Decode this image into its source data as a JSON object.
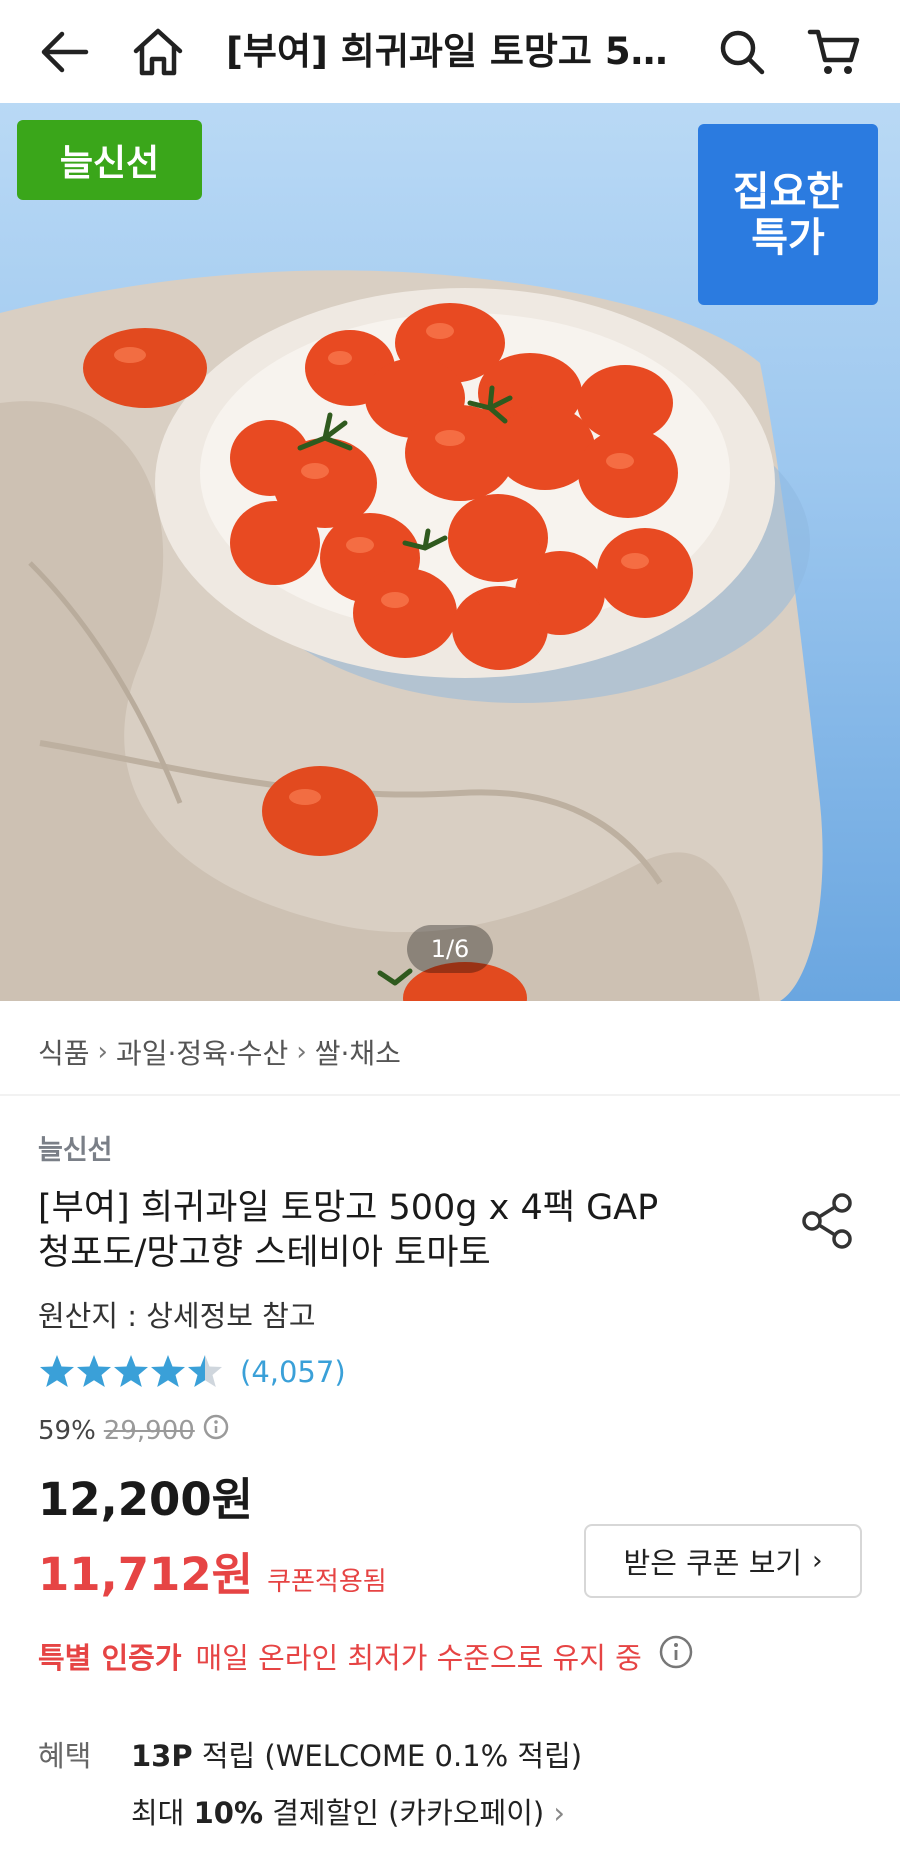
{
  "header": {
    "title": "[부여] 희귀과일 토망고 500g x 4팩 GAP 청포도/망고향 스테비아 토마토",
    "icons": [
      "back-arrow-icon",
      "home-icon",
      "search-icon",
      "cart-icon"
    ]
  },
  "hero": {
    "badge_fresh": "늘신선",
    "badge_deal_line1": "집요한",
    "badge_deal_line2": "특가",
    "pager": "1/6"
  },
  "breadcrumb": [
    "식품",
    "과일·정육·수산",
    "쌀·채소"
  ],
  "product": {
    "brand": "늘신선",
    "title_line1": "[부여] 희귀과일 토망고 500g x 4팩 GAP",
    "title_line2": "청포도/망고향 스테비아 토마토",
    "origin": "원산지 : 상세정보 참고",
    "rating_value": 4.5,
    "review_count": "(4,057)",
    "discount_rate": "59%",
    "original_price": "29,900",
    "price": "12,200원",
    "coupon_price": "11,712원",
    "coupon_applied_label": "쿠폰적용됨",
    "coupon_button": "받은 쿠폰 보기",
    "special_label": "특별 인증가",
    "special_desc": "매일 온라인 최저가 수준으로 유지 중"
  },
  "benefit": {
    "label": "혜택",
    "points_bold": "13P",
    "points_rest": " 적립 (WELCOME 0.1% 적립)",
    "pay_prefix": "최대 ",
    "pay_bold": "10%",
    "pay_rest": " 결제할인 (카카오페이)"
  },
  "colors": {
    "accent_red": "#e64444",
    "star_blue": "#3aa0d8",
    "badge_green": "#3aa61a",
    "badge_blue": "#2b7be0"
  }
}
■ ■ ■ ■ ■ ■ ■
- _WRITTEN INSTRUCTION_
Give only the number of lines in the entries that contain "스테비아".

- _EXERCISE RESPONSE_
2